*What to do:* Quote the entries word for word. Omit the pictures.

━━━

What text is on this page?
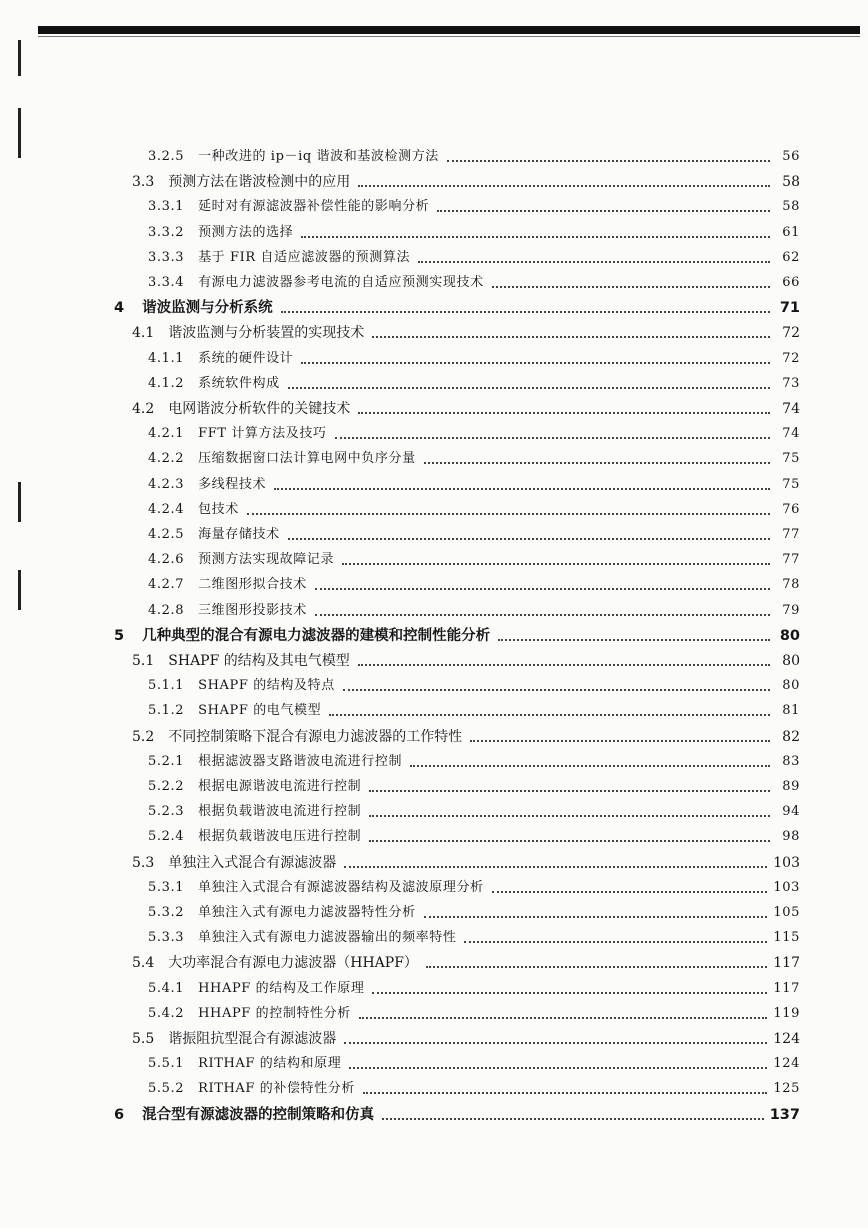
3.2.5	一种改进的 ip－iq 谐波和基波检测方法	56
3.3	预测方法在谐波检测中的应用	58
3.3.1	延时对有源滤波器补偿性能的影响分析	58
3.3.2	预测方法的选择	61
3.3.3	基于 FIR 自适应滤波器的预测算法	62
3.3.4	有源电力滤波器参考电流的自适应预测实现技术	66
4	谐波监测与分析系统	71
4.1	谐波监测与分析装置的实现技术	72
4.1.1	系统的硬件设计	72
4.1.2	系统软件构成	73
4.2	电网谐波分析软件的关键技术	74
4.2.1	FFT 计算方法及技巧	74
4.2.2	压缩数据窗口法计算电网中负序分量	75
4.2.3	多线程技术	75
4.2.4	包技术	76
4.2.5	海量存储技术	77
4.2.6	预测方法实现故障记录	77
4.2.7	二维图形拟合技术	78
4.2.8	三维图形投影技术	79
5	几种典型的混合有源电力滤波器的建模和控制性能分析	80
5.1	SHAPF 的结构及其电气模型	80
5.1.1	SHAPF 的结构及特点	80
5.1.2	SHAPF 的电气模型	81
5.2	不同控制策略下混合有源电力滤波器的工作特性	82
5.2.1	根据滤波器支路谐波电流进行控制	83
5.2.2	根据电源谐波电流进行控制	89
5.2.3	根据负载谐波电流进行控制	94
5.2.4	根据负载谐波电压进行控制	98
5.3	单独注入式混合有源滤波器	103
5.3.1	单独注入式混合有源滤波器结构及滤波原理分析	103
5.3.2	单独注入式有源电力滤波器特性分析	105
5.3.3	单独注入式有源电力滤波器输出的频率特性	115
5.4	大功率混合有源电力滤波器（HHAPF）	117
5.4.1	HHAPF 的结构及工作原理	117
5.4.2	HHAPF 的控制特性分析	119
5.5	谐振阻抗型混合有源滤波器	124
5.5.1	RITHAF 的结构和原理	124
5.5.2	RITHAF 的补偿特性分析	125
6	混合型有源滤波器的控制策略和仿真	137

━━━

*Reply:*
What text is on this page?
3.2.5	一种改进的 ip－iq 谐波和基波检测方法	56
3.3	预测方法在谐波检测中的应用	58
3.3.1	延时对有源滤波器补偿性能的影响分析	58
3.3.2	预测方法的选择	61
3.3.3	基于 FIR 自适应滤波器的预测算法	62
3.3.4	有源电力滤波器参考电流的自适应预测实现技术	66
4	谐波监测与分析系统	71
4.1	谐波监测与分析装置的实现技术	72
4.1.1	系统的硬件设计	72
4.1.2	系统软件构成	73
4.2	电网谐波分析软件的关键技术	74
4.2.1	FFT 计算方法及技巧	74
4.2.2	压缩数据窗口法计算电网中负序分量	75
4.2.3	多线程技术	75
4.2.4	包技术	76
4.2.5	海量存储技术	77
4.2.6	预测方法实现故障记录	77
4.2.7	二维图形拟合技术	78
4.2.8	三维图形投影技术	79
5	几种典型的混合有源电力滤波器的建模和控制性能分析	80
5.1	SHAPF 的结构及其电气模型	80
5.1.1	SHAPF 的结构及特点	80
5.1.2	SHAPF 的电气模型	81
5.2	不同控制策略下混合有源电力滤波器的工作特性	82
5.2.1	根据滤波器支路谐波电流进行控制	83
5.2.2	根据电源谐波电流进行控制	89
5.2.3	根据负载谐波电流进行控制	94
5.2.4	根据负载谐波电压进行控制	98
5.3	单独注入式混合有源滤波器	103
5.3.1	单独注入式混合有源滤波器结构及滤波原理分析	103
5.3.2	单独注入式有源电力滤波器特性分析	105
5.3.3	单独注入式有源电力滤波器输出的频率特性	115
5.4	大功率混合有源电力滤波器（HHAPF）	117
5.4.1	HHAPF 的结构及工作原理	117
5.4.2	HHAPF 的控制特性分析	119
5.5	谐振阻抗型混合有源滤波器	124
5.5.1	RITHAF 的结构和原理	124
5.5.2	RITHAF 的补偿特性分析	125
6	混合型有源滤波器的控制策略和仿真	137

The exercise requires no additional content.